(Work instructions) Copy out each line of the material below that holds the string "Peak".

>> BEGIN Available data

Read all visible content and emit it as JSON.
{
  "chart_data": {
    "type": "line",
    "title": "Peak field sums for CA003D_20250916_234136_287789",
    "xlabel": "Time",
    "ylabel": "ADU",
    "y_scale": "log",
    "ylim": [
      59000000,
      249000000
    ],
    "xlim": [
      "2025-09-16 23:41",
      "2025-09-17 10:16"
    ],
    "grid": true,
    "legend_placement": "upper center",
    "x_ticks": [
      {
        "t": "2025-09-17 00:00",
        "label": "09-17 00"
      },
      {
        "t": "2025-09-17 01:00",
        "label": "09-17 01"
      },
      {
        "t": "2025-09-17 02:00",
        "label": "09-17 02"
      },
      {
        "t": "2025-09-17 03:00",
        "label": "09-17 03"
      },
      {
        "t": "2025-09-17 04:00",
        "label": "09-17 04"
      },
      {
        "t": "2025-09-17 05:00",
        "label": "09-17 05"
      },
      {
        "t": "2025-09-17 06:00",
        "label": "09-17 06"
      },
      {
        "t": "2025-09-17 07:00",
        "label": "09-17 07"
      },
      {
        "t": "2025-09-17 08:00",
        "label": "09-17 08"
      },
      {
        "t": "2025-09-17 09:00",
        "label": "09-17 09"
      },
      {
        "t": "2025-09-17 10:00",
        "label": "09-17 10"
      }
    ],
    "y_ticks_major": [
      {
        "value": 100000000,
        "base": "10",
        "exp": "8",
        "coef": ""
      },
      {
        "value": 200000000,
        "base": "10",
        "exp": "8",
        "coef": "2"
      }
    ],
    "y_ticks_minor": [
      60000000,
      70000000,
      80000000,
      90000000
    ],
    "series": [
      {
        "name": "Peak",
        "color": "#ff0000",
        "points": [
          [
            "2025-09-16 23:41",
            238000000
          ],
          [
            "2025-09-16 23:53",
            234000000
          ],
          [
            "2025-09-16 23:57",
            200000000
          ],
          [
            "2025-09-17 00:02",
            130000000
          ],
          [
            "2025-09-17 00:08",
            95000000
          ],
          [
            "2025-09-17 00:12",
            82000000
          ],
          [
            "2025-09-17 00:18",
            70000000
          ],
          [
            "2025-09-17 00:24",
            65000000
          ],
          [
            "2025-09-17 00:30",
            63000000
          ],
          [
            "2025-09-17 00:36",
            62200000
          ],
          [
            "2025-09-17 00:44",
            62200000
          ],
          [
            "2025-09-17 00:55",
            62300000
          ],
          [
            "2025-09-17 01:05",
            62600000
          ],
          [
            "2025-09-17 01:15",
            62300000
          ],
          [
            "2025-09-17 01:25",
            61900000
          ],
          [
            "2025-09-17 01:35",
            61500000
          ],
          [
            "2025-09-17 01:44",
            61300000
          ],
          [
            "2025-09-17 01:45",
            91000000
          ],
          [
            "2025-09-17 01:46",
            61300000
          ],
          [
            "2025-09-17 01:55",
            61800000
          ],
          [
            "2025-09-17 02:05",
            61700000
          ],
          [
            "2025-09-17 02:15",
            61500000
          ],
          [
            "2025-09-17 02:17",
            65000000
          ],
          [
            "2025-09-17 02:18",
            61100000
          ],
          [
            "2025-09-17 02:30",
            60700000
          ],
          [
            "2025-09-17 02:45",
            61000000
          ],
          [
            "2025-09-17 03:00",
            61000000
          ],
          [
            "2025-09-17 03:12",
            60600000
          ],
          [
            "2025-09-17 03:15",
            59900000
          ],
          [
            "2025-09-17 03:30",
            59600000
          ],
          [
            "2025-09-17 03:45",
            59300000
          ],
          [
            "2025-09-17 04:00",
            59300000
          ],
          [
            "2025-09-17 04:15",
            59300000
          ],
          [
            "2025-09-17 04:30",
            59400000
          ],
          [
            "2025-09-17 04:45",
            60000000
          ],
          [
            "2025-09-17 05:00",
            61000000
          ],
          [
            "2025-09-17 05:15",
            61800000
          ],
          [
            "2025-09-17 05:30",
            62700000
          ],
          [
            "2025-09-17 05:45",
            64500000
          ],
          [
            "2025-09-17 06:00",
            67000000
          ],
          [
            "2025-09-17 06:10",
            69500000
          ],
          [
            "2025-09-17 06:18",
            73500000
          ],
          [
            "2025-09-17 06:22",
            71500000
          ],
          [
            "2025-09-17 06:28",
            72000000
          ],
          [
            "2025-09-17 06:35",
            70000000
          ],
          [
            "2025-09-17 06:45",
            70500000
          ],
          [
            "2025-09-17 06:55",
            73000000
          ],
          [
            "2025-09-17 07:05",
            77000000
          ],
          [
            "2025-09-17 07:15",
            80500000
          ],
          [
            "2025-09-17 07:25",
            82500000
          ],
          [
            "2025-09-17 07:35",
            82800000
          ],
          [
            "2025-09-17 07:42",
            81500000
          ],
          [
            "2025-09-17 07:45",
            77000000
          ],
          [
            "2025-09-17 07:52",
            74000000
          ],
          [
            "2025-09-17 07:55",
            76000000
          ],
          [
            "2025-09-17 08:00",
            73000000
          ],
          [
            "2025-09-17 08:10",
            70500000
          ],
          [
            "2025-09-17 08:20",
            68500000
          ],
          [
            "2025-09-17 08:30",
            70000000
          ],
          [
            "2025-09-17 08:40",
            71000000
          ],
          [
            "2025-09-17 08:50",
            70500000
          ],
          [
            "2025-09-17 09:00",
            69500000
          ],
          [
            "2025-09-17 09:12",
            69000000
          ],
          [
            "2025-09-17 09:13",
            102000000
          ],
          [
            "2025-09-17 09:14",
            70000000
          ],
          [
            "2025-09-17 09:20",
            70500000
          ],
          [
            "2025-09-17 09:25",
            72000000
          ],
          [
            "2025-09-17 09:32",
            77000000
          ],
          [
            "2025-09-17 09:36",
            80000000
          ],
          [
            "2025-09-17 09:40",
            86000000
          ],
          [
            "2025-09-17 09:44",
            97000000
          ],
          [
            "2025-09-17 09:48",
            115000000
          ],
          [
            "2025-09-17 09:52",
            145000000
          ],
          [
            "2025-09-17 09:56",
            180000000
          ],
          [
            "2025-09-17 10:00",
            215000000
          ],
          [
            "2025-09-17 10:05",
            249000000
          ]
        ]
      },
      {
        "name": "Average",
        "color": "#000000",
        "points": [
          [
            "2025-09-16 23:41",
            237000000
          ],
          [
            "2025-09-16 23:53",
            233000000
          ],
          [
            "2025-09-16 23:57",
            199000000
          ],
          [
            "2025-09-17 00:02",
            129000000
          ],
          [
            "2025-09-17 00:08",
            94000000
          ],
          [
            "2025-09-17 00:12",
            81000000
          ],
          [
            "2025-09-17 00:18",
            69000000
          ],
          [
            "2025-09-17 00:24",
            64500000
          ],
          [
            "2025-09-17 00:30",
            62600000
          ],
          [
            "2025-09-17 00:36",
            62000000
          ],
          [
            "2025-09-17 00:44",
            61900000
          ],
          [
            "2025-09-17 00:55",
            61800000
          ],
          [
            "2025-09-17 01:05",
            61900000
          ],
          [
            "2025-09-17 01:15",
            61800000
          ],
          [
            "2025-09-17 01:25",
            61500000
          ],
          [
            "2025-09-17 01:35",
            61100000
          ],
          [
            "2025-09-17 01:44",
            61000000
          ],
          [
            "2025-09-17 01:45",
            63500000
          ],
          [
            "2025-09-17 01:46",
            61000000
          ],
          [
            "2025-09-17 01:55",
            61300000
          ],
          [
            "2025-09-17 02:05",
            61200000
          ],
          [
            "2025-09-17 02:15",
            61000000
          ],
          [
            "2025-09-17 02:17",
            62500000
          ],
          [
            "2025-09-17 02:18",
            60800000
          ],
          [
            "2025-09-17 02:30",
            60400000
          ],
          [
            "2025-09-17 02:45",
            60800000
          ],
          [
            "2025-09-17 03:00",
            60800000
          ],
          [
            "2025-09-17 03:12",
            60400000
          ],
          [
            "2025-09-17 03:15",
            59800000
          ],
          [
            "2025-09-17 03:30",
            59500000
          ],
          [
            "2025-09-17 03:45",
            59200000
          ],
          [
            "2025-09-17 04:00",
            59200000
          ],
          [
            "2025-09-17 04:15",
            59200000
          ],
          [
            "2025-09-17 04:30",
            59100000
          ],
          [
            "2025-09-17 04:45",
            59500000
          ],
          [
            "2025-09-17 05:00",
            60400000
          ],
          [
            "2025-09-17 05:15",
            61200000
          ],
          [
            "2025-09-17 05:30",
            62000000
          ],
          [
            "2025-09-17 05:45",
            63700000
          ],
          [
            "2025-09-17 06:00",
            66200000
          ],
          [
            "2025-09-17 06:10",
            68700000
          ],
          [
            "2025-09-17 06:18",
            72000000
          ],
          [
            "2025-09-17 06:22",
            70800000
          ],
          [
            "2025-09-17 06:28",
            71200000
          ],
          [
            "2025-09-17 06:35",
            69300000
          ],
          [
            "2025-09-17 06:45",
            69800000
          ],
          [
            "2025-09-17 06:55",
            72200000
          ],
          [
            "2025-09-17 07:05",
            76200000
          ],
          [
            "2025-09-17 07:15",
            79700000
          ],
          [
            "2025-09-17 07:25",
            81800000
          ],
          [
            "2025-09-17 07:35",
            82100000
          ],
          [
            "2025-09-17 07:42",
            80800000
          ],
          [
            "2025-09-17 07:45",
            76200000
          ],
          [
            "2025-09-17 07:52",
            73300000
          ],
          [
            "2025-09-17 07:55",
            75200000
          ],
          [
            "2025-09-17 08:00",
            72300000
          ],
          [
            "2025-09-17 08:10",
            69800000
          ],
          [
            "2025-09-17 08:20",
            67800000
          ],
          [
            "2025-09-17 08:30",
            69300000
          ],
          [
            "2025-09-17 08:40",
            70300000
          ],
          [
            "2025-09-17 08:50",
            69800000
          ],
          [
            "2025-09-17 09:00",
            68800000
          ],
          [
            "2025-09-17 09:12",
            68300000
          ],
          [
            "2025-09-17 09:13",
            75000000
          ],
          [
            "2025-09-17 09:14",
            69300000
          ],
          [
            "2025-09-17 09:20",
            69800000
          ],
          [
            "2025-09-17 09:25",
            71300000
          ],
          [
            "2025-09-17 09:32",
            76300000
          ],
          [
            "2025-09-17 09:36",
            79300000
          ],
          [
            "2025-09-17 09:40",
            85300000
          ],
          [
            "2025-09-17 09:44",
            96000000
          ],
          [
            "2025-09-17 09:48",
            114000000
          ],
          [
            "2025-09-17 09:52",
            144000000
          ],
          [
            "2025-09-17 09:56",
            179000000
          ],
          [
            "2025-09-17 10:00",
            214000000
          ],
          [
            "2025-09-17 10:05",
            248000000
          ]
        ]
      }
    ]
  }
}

>> END Available data

(Result of this exercise)
    "title": "Peak field sums for CA003D_20250916_234136_287789",
        "name": "Peak",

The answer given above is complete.